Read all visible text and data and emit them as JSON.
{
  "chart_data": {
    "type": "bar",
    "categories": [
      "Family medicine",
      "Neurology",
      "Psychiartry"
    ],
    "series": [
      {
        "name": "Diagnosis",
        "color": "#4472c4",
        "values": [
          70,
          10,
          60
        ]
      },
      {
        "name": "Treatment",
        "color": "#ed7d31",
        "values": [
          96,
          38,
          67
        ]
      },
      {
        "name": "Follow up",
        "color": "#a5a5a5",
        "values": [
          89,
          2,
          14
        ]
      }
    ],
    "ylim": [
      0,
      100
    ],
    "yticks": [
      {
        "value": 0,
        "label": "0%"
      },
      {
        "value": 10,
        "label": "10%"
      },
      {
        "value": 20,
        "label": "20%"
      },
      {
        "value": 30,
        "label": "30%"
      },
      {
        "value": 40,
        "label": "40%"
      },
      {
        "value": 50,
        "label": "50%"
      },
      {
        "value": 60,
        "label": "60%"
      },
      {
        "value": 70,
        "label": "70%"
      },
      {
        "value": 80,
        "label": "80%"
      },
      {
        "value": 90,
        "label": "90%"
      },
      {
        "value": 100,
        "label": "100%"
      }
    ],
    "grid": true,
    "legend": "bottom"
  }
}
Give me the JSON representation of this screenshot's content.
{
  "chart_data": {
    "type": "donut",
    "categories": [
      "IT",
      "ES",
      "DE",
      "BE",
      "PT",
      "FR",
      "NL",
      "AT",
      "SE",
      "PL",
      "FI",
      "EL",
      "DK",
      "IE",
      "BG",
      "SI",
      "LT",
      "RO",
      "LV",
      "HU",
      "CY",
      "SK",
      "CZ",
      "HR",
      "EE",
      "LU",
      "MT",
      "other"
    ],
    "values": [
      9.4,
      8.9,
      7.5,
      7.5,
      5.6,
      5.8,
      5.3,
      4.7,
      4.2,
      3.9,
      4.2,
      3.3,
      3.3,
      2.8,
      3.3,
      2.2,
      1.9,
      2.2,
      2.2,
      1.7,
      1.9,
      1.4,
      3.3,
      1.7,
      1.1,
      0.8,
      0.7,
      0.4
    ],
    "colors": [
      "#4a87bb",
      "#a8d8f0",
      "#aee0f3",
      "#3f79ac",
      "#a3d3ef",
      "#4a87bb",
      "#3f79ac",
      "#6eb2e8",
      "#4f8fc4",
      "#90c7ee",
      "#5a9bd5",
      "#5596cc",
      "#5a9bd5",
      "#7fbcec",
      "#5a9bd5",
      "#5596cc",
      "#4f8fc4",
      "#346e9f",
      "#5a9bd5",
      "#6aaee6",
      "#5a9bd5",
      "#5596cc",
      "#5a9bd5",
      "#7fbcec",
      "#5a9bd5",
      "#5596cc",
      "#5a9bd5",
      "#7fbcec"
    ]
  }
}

--------------------------------------------------

■ YOUR TASK ■
Give only the number of lines in the data that hold the string "name".

■ FULL OUTPUT ■
3